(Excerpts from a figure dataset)

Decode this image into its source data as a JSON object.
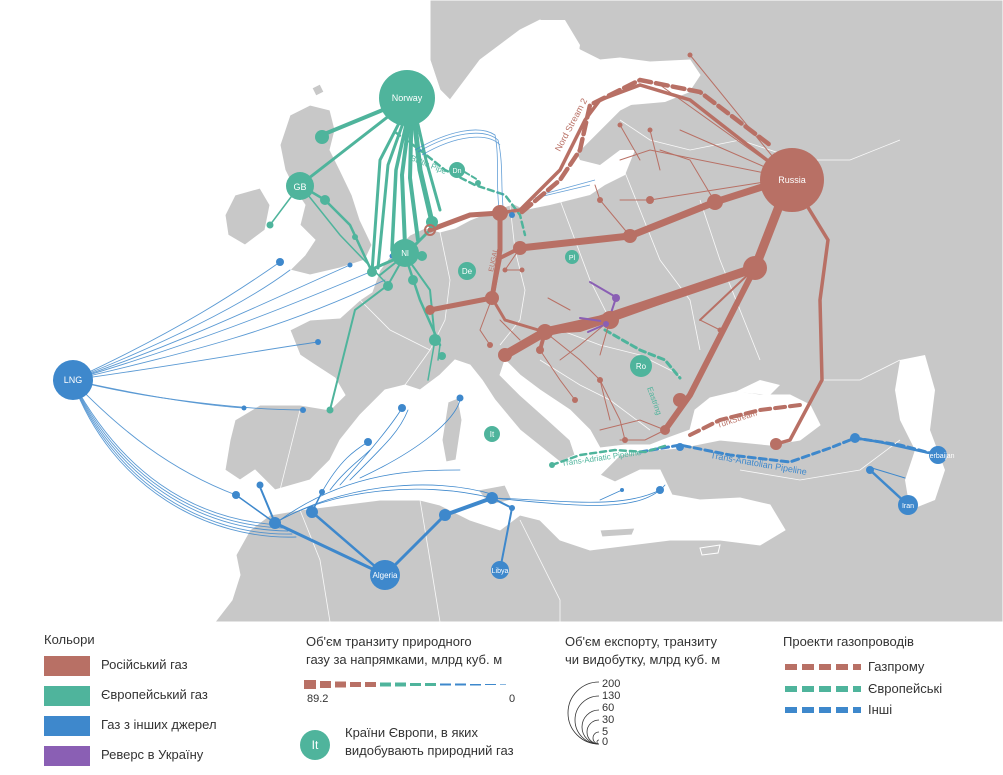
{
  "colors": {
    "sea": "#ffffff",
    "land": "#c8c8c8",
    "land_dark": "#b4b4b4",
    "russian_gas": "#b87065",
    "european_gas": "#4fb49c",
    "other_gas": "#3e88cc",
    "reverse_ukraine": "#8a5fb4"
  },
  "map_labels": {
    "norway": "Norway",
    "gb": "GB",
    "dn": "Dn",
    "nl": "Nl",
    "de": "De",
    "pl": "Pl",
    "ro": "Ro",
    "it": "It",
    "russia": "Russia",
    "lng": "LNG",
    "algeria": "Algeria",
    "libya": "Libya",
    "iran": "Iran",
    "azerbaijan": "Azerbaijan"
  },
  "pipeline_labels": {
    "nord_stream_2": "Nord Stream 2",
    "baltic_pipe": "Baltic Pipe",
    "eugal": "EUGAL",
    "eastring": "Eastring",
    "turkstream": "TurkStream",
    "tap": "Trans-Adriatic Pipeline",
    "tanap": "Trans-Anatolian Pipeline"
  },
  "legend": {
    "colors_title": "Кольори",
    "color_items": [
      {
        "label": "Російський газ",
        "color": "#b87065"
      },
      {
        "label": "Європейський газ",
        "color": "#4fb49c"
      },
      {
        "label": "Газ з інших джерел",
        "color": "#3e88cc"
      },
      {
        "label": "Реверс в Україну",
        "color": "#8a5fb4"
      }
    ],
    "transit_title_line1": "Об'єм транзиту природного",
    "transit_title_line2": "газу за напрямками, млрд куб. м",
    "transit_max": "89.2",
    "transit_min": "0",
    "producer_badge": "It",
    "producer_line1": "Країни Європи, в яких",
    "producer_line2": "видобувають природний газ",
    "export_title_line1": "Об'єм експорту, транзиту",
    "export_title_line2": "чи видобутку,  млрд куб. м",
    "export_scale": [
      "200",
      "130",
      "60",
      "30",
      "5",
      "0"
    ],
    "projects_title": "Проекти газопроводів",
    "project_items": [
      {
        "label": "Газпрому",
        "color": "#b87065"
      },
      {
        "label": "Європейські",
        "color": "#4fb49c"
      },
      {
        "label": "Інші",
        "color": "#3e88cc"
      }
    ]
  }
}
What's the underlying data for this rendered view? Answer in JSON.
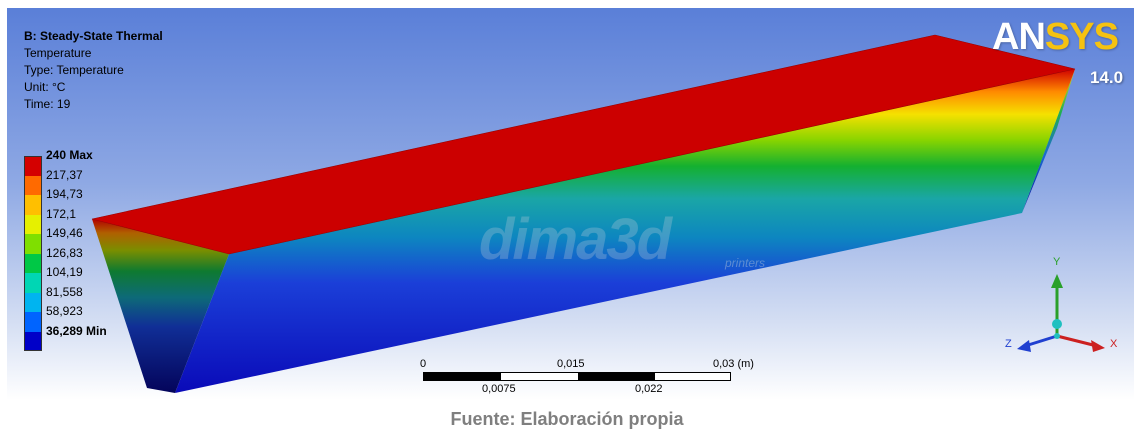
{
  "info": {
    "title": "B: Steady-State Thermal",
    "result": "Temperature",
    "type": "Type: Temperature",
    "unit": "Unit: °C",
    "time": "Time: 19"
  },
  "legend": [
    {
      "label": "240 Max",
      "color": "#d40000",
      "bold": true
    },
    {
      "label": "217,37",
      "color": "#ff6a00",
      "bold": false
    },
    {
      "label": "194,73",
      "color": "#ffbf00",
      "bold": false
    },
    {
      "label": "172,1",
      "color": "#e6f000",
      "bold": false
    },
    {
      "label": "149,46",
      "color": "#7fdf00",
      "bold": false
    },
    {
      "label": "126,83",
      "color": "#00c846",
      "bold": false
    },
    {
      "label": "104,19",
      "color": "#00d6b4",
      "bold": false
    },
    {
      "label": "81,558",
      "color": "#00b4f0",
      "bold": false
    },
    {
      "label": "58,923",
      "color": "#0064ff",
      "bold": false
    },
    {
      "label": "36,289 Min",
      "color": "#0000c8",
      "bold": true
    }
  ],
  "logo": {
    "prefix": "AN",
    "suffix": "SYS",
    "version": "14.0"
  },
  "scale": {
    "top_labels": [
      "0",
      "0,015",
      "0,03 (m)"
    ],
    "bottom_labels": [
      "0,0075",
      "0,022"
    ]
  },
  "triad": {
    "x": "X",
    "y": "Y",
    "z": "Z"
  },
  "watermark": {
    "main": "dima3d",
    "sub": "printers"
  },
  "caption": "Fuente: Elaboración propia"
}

* * *

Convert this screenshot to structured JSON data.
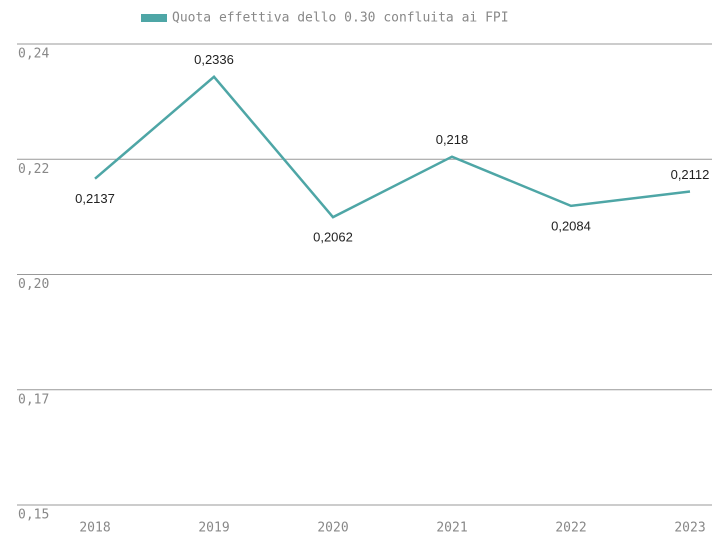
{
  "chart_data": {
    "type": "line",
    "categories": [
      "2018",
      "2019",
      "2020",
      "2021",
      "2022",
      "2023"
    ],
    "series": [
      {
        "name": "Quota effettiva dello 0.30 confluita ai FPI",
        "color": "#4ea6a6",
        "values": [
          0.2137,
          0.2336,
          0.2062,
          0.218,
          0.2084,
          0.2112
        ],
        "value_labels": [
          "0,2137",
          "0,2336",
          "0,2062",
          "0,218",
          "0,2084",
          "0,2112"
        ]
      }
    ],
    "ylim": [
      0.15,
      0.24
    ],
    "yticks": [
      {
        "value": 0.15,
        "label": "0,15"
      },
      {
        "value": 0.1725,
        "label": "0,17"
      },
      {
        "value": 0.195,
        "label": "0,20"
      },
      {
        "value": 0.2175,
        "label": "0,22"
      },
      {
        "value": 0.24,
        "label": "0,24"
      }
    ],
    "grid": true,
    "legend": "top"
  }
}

■ **PROBLEM REQUIREMENTS**:
Copy out all lines above that include the string "Temperature".

■ **RESPONSE TO THIS EXERCISE**:
    "result": "Temperature",
    "type": "Type: Temperature",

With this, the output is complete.